[BEGIN DATASET CONTENT]

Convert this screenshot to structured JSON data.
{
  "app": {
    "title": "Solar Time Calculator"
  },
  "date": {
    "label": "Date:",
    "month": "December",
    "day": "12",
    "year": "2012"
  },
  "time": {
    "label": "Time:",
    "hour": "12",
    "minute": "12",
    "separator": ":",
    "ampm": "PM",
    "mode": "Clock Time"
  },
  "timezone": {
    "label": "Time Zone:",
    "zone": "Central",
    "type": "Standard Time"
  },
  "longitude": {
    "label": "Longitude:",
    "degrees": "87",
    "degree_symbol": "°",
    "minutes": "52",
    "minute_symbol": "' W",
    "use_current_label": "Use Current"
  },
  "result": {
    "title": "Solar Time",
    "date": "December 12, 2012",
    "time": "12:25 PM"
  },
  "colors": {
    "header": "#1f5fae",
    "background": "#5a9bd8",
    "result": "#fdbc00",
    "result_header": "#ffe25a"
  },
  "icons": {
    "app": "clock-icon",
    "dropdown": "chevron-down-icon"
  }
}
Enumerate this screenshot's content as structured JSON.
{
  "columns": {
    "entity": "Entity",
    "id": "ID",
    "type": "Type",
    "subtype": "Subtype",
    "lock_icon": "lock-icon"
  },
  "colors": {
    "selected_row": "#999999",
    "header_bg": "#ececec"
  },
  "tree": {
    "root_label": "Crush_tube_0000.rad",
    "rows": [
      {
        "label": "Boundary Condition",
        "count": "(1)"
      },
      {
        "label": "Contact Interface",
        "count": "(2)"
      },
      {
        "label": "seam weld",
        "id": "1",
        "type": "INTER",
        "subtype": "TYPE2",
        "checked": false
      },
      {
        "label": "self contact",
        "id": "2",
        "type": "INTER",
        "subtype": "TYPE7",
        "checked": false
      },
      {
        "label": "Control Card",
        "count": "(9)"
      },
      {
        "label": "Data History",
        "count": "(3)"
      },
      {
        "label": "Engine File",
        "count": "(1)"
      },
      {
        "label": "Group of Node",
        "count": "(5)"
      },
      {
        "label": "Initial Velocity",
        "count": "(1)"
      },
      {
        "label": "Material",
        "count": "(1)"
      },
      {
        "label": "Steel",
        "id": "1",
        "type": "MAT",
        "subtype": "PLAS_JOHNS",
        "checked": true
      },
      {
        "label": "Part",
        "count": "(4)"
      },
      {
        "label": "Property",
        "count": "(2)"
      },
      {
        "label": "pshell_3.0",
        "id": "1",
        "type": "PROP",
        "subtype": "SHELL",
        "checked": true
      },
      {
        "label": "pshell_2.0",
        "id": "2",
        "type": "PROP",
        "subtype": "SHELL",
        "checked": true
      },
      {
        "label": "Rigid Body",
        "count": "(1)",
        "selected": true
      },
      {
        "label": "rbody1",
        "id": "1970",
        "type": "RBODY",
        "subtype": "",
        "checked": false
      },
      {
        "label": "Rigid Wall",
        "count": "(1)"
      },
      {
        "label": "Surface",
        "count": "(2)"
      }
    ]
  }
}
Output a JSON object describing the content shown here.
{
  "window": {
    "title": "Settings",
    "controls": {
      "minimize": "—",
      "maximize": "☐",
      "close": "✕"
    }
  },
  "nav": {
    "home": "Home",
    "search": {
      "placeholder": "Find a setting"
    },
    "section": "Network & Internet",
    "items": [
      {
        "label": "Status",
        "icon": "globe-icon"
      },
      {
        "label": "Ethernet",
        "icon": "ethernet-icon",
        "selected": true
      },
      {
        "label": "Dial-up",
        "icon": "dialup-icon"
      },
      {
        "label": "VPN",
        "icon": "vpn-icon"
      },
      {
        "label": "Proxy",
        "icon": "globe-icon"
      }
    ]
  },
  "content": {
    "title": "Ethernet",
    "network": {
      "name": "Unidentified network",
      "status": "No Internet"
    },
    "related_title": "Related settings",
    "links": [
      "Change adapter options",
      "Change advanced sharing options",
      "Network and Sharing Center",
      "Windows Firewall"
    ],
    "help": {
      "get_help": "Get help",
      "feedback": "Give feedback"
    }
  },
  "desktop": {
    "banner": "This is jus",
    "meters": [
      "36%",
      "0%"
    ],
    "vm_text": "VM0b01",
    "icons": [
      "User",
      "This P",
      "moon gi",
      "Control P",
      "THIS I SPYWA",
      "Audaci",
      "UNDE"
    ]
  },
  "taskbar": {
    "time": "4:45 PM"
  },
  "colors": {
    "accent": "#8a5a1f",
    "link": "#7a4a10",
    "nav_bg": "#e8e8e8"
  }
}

[END DATASET CONTENT]

### [WRITTEN INSTRUCTION]
Copy all data exactly, start to finish.

### [RESPONSE]
Convert this screenshot to structured JSON data.
{
  "app": {
    "title": "Solar Time Calculator"
  },
  "date": {
    "label": "Date:",
    "month": "December",
    "day": "12",
    "year": "2012"
  },
  "time": {
    "label": "Time:",
    "hour": "12",
    "minute": "12",
    "separator": ":",
    "ampm": "PM",
    "mode": "Clock Time"
  },
  "timezone": {
    "label": "Time Zone:",
    "zone": "Central",
    "type": "Standard Time"
  },
  "longitude": {
    "label": "Longitude:",
    "degrees": "87",
    "degree_symbol": "°",
    "minutes": "52",
    "minute_symbol": "' W",
    "use_current_label": "Use Current"
  },
  "result": {
    "title": "Solar Time",
    "date": "December 12, 2012",
    "time": "12:25 PM"
  },
  "colors": {
    "header": "#1f5fae",
    "background": "#5a9bd8",
    "result": "#fdbc00",
    "result_header": "#ffe25a"
  },
  "icons": {
    "app": "clock-icon",
    "dropdown": "chevron-down-icon"
  }
}
Enumerate this screenshot's content as structured JSON.
{
  "columns": {
    "entity": "Entity",
    "id": "ID",
    "type": "Type",
    "subtype": "Subtype",
    "lock_icon": "lock-icon"
  },
  "colors": {
    "selected_row": "#999999",
    "header_bg": "#ececec"
  },
  "tree": {
    "root_label": "Crush_tube_0000.rad",
    "rows": [
      {
        "label": "Boundary Condition",
        "count": "(1)"
      },
      {
        "label": "Contact Interface",
        "count": "(2)"
      },
      {
        "label": "seam weld",
        "id": "1",
        "type": "INTER",
        "subtype": "TYPE2",
        "checked": false
      },
      {
        "label": "self contact",
        "id": "2",
        "type": "INTER",
        "subtype": "TYPE7",
        "checked": false
      },
      {
        "label": "Control Card",
        "count": "(9)"
      },
      {
        "label": "Data History",
        "count": "(3)"
      },
      {
        "label": "Engine File",
        "count": "(1)"
      },
      {
        "label": "Group of Node",
        "count": "(5)"
      },
      {
        "label": "Initial Velocity",
        "count": "(1)"
      },
      {
        "label": "Material",
        "count": "(1)"
      },
      {
        "label": "Steel",
        "id": "1",
        "type": "MAT",
        "subtype": "PLAS_JOHNS",
        "checked": true
      },
      {
        "label": "Part",
        "count": "(4)"
      },
      {
        "label": "Property",
        "count": "(2)"
      },
      {
        "label": "pshell_3.0",
        "id": "1",
        "type": "PROP",
        "subtype": "SHELL",
        "checked": true
      },
      {
        "label": "pshell_2.0",
        "id": "2",
        "type": "PROP",
        "subtype": "SHELL",
        "checked": true
      },
      {
        "label": "Rigid Body",
        "count": "(1)",
        "selected": true
      },
      {
        "label": "rbody1",
        "id": "1970",
        "type": "RBODY",
        "subtype": "",
        "checked": false
      },
      {
        "label": "Rigid Wall",
        "count": "(1)"
      },
      {
        "label": "Surface",
        "count": "(2)"
      }
    ]
  }
}
Output a JSON object describing the content shown here.
{
  "window": {
    "title": "Settings",
    "controls": {
      "minimize": "—",
      "maximize": "☐",
      "close": "✕"
    }
  },
  "nav": {
    "home": "Home",
    "search": {
      "placeholder": "Find a setting"
    },
    "section": "Network & Internet",
    "items": [
      {
        "label": "Status",
        "icon": "globe-icon"
      },
      {
        "label": "Ethernet",
        "icon": "ethernet-icon",
        "selected": true
      },
      {
        "label": "Dial-up",
        "icon": "dialup-icon"
      },
      {
        "label": "VPN",
        "icon": "vpn-icon"
      },
      {
        "label": "Proxy",
        "icon": "globe-icon"
      }
    ]
  },
  "content": {
    "title": "Ethernet",
    "network": {
      "name": "Unidentified network",
      "status": "No Internet"
    },
    "related_title": "Related settings",
    "links": [
      "Change adapter options",
      "Change advanced sharing options",
      "Network and Sharing Center",
      "Windows Firewall"
    ],
    "help": {
      "get_help": "Get help",
      "feedback": "Give feedback"
    }
  },
  "desktop": {
    "banner": "This is jus",
    "meters": [
      "36%",
      "0%"
    ],
    "vm_text": "VM0b01",
    "icons": [
      "User",
      "This P",
      "moon gi",
      "Control P",
      "THIS I SPYWA",
      "Audaci",
      "UNDE"
    ]
  },
  "taskbar": {
    "time": "4:45 PM"
  },
  "colors": {
    "accent": "#8a5a1f",
    "link": "#7a4a10",
    "nav_bg": "#e8e8e8"
  }
}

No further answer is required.